▸ Excerpted text

━━━━━━━━━━

As time quickly passed and my grandparents heard of my interactions with my dad, they had my cousins contact me and eventually get a trip setup to visit. After over 20 years of my grandmother ending letters with, “God willing (İnşallah) we will meet one day,” it was finally happening. For my mother and future husband this was not exactly the ideal time as the U.S. Embassy in Turkiye had recently been bombed, however I had this overwhelming sense of peace and confidence that this was where I was suppose to be at that exact time and there was no harm that would come my way.
I also knew that another chance may never present itself and was determined to go.

Funnily enough my biggest fear was getting lost in the airport and not being able to get help due to a language barrier and not recognizing my cousins who were coming to pick me up. My mom had also helped me practice what to say to customs agents about coming to visit family so as not to raise any suspicions given the recent political terrain. After all of my worrying not only did the customs agent not ask a single question, but everything in the aiport had an English translation and my cousins and I immediately recognized each other despite never having met and only one or two phone calls and a handful of photos. On the ride back to the Asian side of Turkiye I was surprised not only at how beautiful and surreal the country was, but that I was hearing American music on their airwaves.

I spent the next few weeks between Istanbul and Antalya. The country was as beautiful as I’d been told and my family collectively worked to make sure I met everyone and was treated wonderfully. One of my cousins used much of his vacation leave to spend time taking me  around and we instantly bonded; it was as if we’d known each other forever. However, when I was not with my cousins, who could provide translation or when discussions would slip into Turkish or there appeared to be a disagreement of sorts I was reminded that I would never truly understand the family dynamics or feel that I one hundred percent fit-in no matter how hard they tried to make me feel included.

Part III Pic 3

The most difficult part of the trip was spending a week with my grandparents and uncle where we were unable to communicate with each other. By this point I had finished the only book I’d brought, which ironically was Malcolm X’s biography detailing his trip to the MECCA, read every book in English that my family owned and written and recorded countless diary entries. My grandmother spoke to me in Turkish at a rapid speed with a smile on her face, while my grandfather took a silent approach by grabbing my hand and taking me along while pointing at things.

One of the memories I cherish the most was when my grandparents took me into town. We went into jewelry store after jewelry store where trays of gold were pulled out and they would look at me and point to the gold bracelets being displayed, while I would get extremely uncomfortable because I had no idea how much the jewelry cost. Finally we entered a store where one of the employees was able to translate and let me know that they wanted me to pick out a bracelet. I chose the smallest one. It had delicate circles that reminded me of the waves at the beach in Antalya.  I watched as my grandfather pulled out what appeared to be an extremely large amount of money after they weighed the bracelet. My uncle and grandmother motioned for me to kiss my grandfather on the cheek as we walked out and as I did a very large grin spread across his face. Shortly after buying the bracelet my grandfather took a trolley back to the apartment and it was clear that his only purpose in coming along was to get me a special bracelet. When it was time for me to leave their home and return to stay with my aunt they each pulled a “typical” grandparent move, pulling me aside and “sneaking” me money.

━━━━━━━━━━

▸ Task requirements
Decide whether each statement agrees with the account of the trip to Turkiye, answering yes or no and quoting the words of the text that settle it: 1. The customs agent asked only a few questions. 2. The writer picked the smallest bracelet. 3. After the bracelet was bought, the grandfather returned to the apartment by trolley. Answer from the text alone.

▸ Entries supplied
━━━━━━━━━━

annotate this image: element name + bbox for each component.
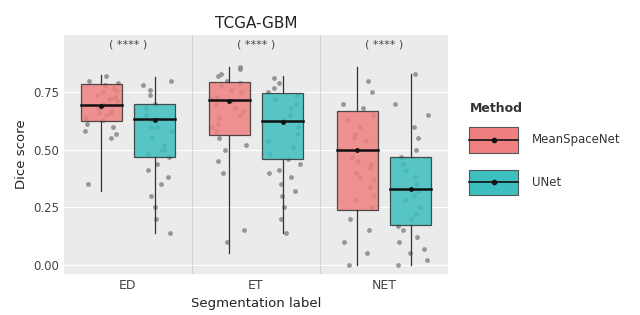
Text: ( **** ): ( **** ): [237, 39, 275, 49]
X-axis label: Segmentation label: Segmentation label: [191, 297, 321, 311]
Bar: [337, 111, 378, 209]
Bar: [81, 84, 122, 121]
Text: ( **** ): ( **** ): [109, 39, 147, 49]
Bar: [262, 93, 303, 159]
Text: Method: Method: [469, 101, 522, 115]
Text: MeanSpaceNet: MeanSpaceNet: [532, 133, 620, 146]
Bar: [390, 157, 431, 225]
Bar: [209, 82, 250, 135]
Text: UNet: UNet: [532, 176, 561, 189]
Text: ( **** ): ( **** ): [365, 39, 403, 49]
Title: TCGA-GBM: TCGA-GBM: [215, 16, 297, 31]
Y-axis label: Dice score: Dice score: [15, 119, 28, 189]
Bar: [134, 104, 175, 157]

━━━━━━━━━━

▸ Response
1. No: "not only did the customs agent not ask a single question"
2. Yes: "I chose the smallest one."
3. Yes: "Shortly after buying the bracelet my grandfather took a trolley back to the apartment"